─── Supplied records ───

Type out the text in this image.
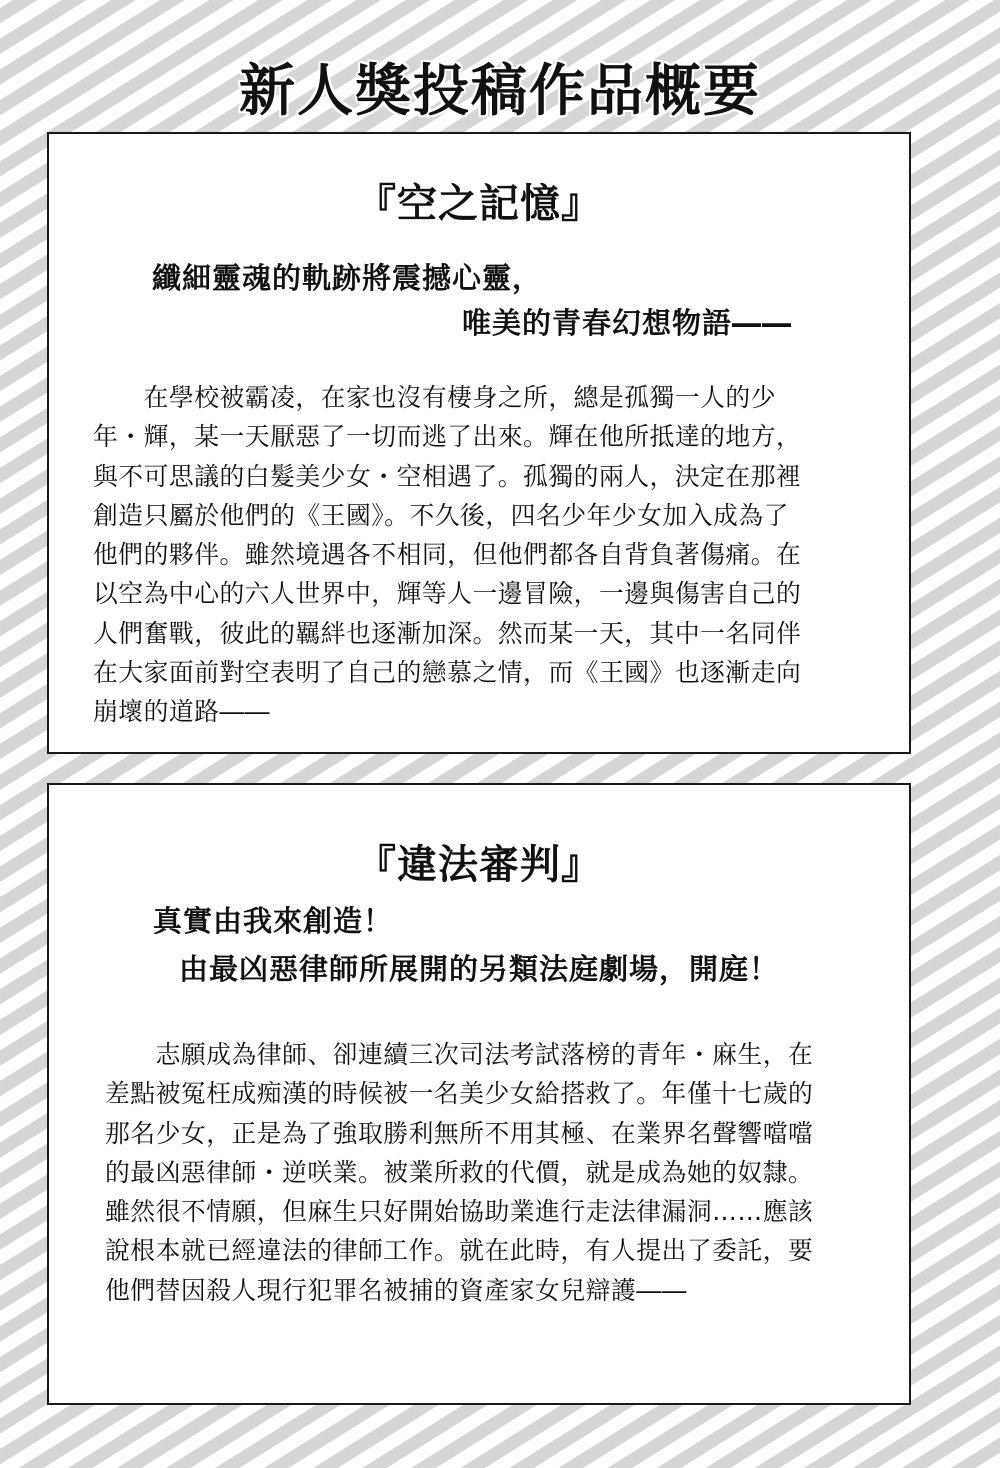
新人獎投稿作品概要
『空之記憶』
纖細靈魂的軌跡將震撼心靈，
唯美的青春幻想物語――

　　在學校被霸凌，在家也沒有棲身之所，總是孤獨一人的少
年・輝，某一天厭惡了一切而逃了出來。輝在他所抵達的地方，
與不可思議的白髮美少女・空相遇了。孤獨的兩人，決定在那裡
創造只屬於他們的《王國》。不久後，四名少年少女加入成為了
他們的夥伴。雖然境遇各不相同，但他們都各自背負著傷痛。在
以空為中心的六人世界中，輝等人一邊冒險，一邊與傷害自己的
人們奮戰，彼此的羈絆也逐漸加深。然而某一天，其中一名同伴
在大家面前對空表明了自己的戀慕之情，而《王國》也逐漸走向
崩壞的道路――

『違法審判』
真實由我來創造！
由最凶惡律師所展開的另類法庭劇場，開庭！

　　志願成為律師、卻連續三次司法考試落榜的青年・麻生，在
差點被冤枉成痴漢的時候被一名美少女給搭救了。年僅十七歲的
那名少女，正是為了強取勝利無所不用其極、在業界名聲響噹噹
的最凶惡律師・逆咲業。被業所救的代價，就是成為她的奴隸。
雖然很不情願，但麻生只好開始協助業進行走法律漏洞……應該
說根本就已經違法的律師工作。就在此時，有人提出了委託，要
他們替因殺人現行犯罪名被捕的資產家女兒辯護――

───

**What you need to do**: Send back the data above word for word, with the pictures left out.

**Correct result**:
Type out the text in this image.
新人獎投稿作品概要
『空之記憶』
纖細靈魂的軌跡將震撼心靈，
唯美的青春幻想物語――

　　在學校被霸凌，在家也沒有棲身之所，總是孤獨一人的少
年・輝，某一天厭惡了一切而逃了出來。輝在他所抵達的地方，
與不可思議的白髮美少女・空相遇了。孤獨的兩人，決定在那裡
創造只屬於他們的《王國》。不久後，四名少年少女加入成為了
他們的夥伴。雖然境遇各不相同，但他們都各自背負著傷痛。在
以空為中心的六人世界中，輝等人一邊冒險，一邊與傷害自己的
人們奮戰，彼此的羈絆也逐漸加深。然而某一天，其中一名同伴
在大家面前對空表明了自己的戀慕之情，而《王國》也逐漸走向
崩壞的道路――

『違法審判』
真實由我來創造！
由最凶惡律師所展開的另類法庭劇場，開庭！

　　志願成為律師、卻連續三次司法考試落榜的青年・麻生，在
差點被冤枉成痴漢的時候被一名美少女給搭救了。年僅十七歲的
那名少女，正是為了強取勝利無所不用其極、在業界名聲響噹噹
的最凶惡律師・逆咲業。被業所救的代價，就是成為她的奴隸。
雖然很不情願，但麻生只好開始協助業進行走法律漏洞……應該
說根本就已經違法的律師工作。就在此時，有人提出了委託，要
他們替因殺人現行犯罪名被捕的資產家女兒辯護――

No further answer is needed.